Collection entries
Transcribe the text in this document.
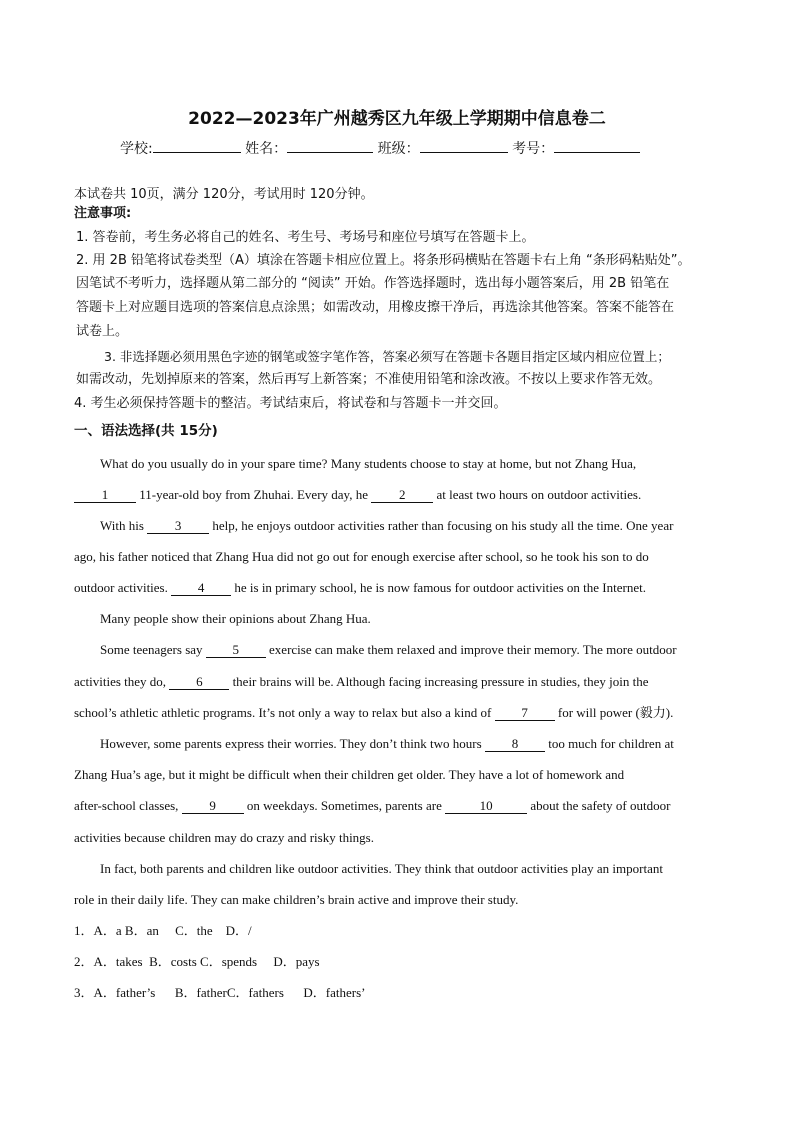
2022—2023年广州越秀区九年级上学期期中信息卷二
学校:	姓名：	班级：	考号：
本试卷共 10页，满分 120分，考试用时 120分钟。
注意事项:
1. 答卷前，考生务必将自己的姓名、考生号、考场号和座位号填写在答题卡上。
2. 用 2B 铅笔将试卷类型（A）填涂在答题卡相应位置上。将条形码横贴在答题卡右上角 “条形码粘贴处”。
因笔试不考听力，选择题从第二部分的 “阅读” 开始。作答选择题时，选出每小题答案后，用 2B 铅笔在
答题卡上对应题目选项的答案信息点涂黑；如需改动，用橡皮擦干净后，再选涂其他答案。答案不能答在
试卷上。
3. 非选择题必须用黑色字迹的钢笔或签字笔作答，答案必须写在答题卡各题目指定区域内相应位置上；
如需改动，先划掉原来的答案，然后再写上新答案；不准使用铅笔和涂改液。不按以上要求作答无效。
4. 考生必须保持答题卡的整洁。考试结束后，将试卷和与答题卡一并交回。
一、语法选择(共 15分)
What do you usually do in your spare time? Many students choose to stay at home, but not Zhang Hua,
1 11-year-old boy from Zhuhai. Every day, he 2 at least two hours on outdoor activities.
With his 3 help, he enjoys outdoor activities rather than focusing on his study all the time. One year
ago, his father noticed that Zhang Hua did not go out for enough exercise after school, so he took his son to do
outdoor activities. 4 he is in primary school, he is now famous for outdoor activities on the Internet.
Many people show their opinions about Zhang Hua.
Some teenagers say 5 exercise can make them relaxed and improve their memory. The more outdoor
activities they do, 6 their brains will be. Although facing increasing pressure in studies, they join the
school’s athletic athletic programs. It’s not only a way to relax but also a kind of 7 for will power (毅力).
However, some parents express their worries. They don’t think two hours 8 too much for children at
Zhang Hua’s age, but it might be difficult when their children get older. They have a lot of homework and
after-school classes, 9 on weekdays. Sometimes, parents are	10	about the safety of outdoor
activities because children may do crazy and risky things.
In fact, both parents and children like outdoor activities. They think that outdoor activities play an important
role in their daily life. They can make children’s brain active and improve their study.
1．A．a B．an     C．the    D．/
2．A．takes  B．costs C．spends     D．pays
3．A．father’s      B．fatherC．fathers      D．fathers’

---

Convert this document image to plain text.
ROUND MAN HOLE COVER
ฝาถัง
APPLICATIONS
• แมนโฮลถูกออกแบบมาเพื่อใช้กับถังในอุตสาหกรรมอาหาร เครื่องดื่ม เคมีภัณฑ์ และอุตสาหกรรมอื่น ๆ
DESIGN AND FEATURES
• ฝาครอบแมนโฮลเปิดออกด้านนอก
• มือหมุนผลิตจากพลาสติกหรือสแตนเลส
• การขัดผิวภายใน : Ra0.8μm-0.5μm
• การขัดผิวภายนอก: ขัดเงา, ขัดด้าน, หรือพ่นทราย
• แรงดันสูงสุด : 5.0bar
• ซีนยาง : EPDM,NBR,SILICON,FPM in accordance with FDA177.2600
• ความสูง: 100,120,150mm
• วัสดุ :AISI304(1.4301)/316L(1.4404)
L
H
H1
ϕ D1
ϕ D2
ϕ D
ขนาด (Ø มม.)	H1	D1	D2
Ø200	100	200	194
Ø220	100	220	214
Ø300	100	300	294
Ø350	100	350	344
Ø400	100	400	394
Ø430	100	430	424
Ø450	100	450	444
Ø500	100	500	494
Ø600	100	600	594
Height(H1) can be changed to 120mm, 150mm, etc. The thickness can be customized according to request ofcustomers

TASK STATEMENT
State the number of lines above that hold the string "outdoor", with nothing added.

RESPONSE BELOW
6